WRITTEN REQUEST
Go through the entries one line at a time, and gather every line that has the word "What".

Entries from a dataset
——

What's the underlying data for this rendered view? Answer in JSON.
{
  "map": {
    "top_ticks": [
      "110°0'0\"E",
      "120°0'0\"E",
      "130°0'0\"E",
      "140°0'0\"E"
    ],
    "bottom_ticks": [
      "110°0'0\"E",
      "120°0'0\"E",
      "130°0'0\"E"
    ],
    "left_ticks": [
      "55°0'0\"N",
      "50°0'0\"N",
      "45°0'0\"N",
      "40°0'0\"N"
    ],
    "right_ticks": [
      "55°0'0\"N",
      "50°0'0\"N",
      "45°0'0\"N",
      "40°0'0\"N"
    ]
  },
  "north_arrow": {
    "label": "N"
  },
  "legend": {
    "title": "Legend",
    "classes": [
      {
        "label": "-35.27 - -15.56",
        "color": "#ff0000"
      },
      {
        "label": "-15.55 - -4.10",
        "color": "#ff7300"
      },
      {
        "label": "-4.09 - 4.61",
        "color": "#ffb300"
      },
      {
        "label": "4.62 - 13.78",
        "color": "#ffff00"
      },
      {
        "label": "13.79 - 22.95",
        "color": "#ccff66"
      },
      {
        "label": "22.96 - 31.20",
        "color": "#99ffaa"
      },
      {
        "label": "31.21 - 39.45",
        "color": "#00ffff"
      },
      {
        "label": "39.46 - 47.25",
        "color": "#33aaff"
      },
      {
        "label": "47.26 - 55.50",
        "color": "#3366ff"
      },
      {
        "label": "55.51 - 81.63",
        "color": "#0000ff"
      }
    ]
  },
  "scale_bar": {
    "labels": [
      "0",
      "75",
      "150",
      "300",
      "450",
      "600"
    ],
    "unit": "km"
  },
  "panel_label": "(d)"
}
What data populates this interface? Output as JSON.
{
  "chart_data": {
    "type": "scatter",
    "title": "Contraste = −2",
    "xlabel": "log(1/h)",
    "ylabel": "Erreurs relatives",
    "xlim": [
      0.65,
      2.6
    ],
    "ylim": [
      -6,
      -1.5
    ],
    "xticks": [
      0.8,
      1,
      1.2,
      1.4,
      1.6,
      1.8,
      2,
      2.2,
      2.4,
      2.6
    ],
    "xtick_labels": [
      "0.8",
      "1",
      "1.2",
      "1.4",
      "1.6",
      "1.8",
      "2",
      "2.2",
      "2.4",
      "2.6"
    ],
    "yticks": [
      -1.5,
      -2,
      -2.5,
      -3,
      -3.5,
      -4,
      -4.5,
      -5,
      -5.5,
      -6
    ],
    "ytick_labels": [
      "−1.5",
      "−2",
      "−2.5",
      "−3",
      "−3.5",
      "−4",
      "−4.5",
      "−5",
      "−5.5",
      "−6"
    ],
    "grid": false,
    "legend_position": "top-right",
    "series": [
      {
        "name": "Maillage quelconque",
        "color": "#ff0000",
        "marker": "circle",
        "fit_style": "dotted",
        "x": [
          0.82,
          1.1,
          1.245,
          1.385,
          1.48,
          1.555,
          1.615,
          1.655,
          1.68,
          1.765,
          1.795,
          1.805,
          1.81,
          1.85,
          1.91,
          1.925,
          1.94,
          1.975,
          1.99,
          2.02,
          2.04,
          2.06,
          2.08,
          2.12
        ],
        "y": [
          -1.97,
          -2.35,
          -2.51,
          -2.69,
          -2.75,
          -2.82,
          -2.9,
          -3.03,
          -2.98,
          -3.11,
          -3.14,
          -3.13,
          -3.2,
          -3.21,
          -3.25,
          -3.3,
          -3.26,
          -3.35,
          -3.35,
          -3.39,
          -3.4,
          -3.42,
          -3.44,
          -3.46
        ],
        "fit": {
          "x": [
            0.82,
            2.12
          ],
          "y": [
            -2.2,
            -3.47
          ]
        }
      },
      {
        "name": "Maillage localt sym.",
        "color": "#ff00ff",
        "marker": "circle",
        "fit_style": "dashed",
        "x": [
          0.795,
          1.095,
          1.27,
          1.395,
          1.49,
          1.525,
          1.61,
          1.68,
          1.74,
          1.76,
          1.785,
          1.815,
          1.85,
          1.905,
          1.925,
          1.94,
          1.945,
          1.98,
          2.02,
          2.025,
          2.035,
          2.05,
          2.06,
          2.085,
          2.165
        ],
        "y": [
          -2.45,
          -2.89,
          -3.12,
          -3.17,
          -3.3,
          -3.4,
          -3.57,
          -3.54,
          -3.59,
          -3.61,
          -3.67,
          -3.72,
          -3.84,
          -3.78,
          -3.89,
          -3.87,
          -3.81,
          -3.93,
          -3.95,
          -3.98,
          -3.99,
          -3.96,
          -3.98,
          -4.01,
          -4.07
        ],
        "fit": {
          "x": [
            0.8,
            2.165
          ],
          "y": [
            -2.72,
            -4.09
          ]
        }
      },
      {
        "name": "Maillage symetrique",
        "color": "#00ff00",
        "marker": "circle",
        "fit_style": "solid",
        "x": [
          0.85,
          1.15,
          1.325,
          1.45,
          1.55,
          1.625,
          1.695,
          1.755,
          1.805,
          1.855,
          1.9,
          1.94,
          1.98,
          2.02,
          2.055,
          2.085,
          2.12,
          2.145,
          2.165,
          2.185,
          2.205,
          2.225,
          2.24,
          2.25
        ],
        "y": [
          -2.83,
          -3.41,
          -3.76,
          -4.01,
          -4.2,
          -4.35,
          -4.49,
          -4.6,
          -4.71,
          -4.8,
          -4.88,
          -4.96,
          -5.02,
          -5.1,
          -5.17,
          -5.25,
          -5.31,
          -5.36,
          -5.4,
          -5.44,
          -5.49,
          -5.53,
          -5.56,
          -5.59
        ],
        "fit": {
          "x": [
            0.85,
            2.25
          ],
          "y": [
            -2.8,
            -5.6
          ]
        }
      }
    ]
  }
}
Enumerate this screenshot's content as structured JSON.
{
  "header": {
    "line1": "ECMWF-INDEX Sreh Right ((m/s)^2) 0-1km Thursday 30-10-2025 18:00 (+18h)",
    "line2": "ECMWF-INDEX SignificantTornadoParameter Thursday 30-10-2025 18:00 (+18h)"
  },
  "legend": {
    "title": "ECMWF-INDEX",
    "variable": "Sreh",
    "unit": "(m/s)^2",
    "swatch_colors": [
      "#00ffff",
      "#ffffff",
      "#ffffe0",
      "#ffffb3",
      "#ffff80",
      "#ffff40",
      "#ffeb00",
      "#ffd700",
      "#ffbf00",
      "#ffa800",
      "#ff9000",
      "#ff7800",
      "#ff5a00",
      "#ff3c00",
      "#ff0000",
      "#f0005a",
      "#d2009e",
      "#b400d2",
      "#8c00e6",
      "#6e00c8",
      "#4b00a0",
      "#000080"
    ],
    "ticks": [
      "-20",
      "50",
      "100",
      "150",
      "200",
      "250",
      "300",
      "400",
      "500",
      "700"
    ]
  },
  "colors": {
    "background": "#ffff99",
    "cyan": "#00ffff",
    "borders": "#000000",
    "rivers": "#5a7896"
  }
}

——

SOLUTION TO THE PROBLEM
What's the underlying data for this rendered view? Answer in JSON.
What data populates this interface? Output as JSON.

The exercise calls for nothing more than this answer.